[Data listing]
»»

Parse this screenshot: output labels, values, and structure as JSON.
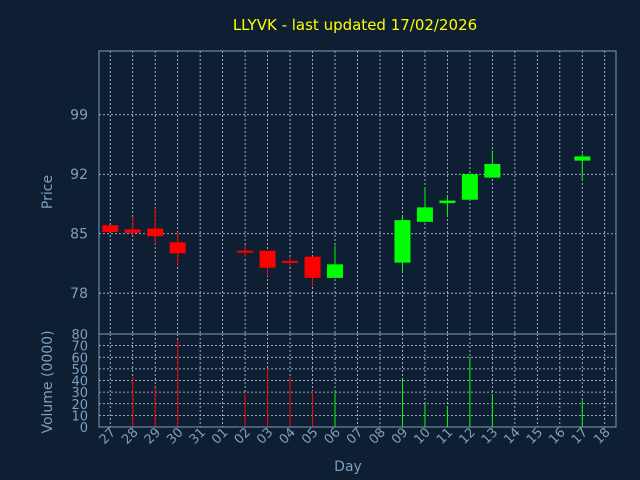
{
  "chart_data": {
    "type": "candlestick",
    "title": "LLYVK - last updated 17/02/2026",
    "ylabel": "Price",
    "y2label": "Volume (0000)",
    "xlabel": "Day",
    "categories": [
      "27",
      "28",
      "29",
      "30",
      "31",
      "01",
      "02",
      "03",
      "04",
      "05",
      "06",
      "07",
      "08",
      "09",
      "10",
      "11",
      "12",
      "13",
      "14",
      "15",
      "16",
      "17",
      "18"
    ],
    "price_ticks": [
      78,
      85,
      92,
      99
    ],
    "ylim": [
      73.2,
      106.5
    ],
    "volume_ticks": [
      0,
      10,
      20,
      30,
      40,
      50,
      60,
      70,
      80
    ],
    "volume_ylim": [
      0,
      80
    ],
    "grid": true,
    "up_color": "#00ff00",
    "down_color": "#ff0000",
    "candles": [
      {
        "day": "27",
        "open": 86.0,
        "high": 86.0,
        "low": 85.2,
        "close": 85.2,
        "volume": 0
      },
      {
        "day": "28",
        "open": 85.5,
        "high": 87.0,
        "low": 84.8,
        "close": 85.1,
        "volume": 43
      },
      {
        "day": "29",
        "open": 85.6,
        "high": 88.0,
        "low": 83.8,
        "close": 84.7,
        "volume": 34
      },
      {
        "day": "30",
        "open": 84.0,
        "high": 85.2,
        "low": 81.2,
        "close": 82.7,
        "volume": 75
      },
      {
        "day": "02",
        "open": 83.0,
        "high": 83.6,
        "low": 82.2,
        "close": 82.8,
        "volume": 29
      },
      {
        "day": "03",
        "open": 83.0,
        "high": 83.0,
        "low": 80.0,
        "close": 81.0,
        "volume": 51
      },
      {
        "day": "04",
        "open": 81.8,
        "high": 82.3,
        "low": 81.1,
        "close": 81.6,
        "volume": 43
      },
      {
        "day": "05",
        "open": 82.3,
        "high": 82.3,
        "low": 78.8,
        "close": 79.8,
        "volume": 31
      },
      {
        "day": "06",
        "open": 79.8,
        "high": 83.6,
        "low": 79.8,
        "close": 81.4,
        "volume": 31
      },
      {
        "day": "09",
        "open": 81.6,
        "high": 87.0,
        "low": 80.4,
        "close": 86.6,
        "volume": 41
      },
      {
        "day": "10",
        "open": 86.4,
        "high": 90.5,
        "low": 86.4,
        "close": 88.1,
        "volume": 20
      },
      {
        "day": "11",
        "open": 88.6,
        "high": 89.5,
        "low": 87.0,
        "close": 88.9,
        "volume": 18
      },
      {
        "day": "12",
        "open": 89.0,
        "high": 92.1,
        "low": 89.0,
        "close": 92.0,
        "volume": 60
      },
      {
        "day": "13",
        "open": 91.6,
        "high": 94.8,
        "low": 91.6,
        "close": 93.2,
        "volume": 28
      },
      {
        "day": "17",
        "open": 93.6,
        "high": 94.4,
        "low": 91.2,
        "close": 94.1,
        "volume": 23
      }
    ]
  }
}
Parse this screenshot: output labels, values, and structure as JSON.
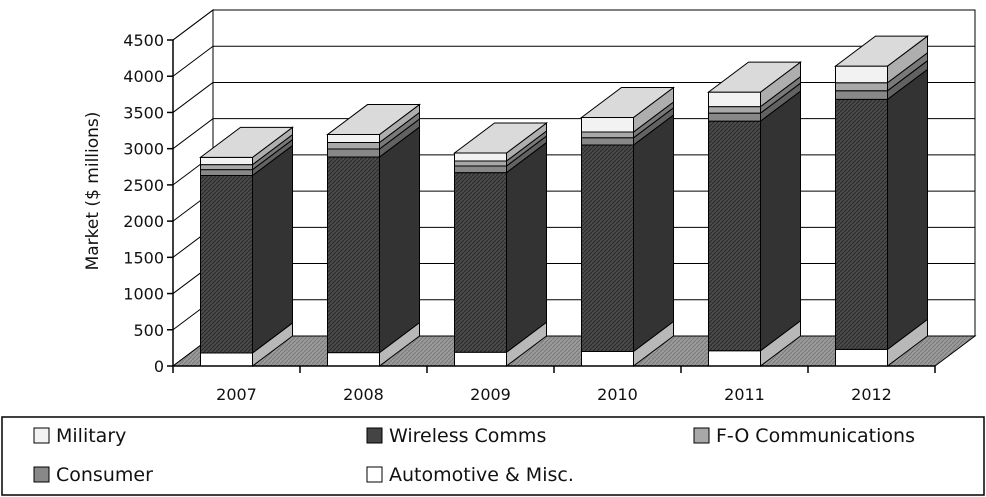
{
  "chart_data": {
    "type": "bar",
    "stacked": true,
    "three_d": true,
    "categories": [
      "2007",
      "2008",
      "2009",
      "2010",
      "2011",
      "2012"
    ],
    "ylabel": "Market ($ millions)",
    "xlabel": "",
    "title": "",
    "ylim": [
      0,
      4500
    ],
    "yticks": [
      "0",
      "500",
      "1000",
      "1500",
      "2000",
      "2500",
      "3000",
      "3500",
      "4000",
      "4500"
    ],
    "grid": true,
    "legend_position": "bottom",
    "legend_order": [
      "Military",
      "Wireless Comms",
      "F-O Communications",
      "Consumer",
      "Automotive & Misc."
    ],
    "series": [
      {
        "name": "Automotive & Misc.",
        "values": [
          180,
          185,
          190,
          200,
          210,
          230
        ],
        "color": "#ffffff"
      },
      {
        "name": "Wireless Comms",
        "values": [
          2450,
          2700,
          2480,
          2850,
          3170,
          3450
        ],
        "color": "#555555"
      },
      {
        "name": "Consumer",
        "values": [
          80,
          110,
          90,
          100,
          110,
          120
        ],
        "color": "#888888"
      },
      {
        "name": "F-O Communications",
        "values": [
          70,
          90,
          70,
          80,
          90,
          110
        ],
        "color": "#a8a8a8"
      },
      {
        "name": "Military",
        "values": [
          100,
          110,
          110,
          200,
          200,
          230
        ],
        "color": "#f2f2f2"
      }
    ]
  }
}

««

§ Task details
Return all lines of the material above in which the word "Misc" occurs.

§ Result for this task
      "Automotive & Misc."
        "name": "Automotive & Misc.",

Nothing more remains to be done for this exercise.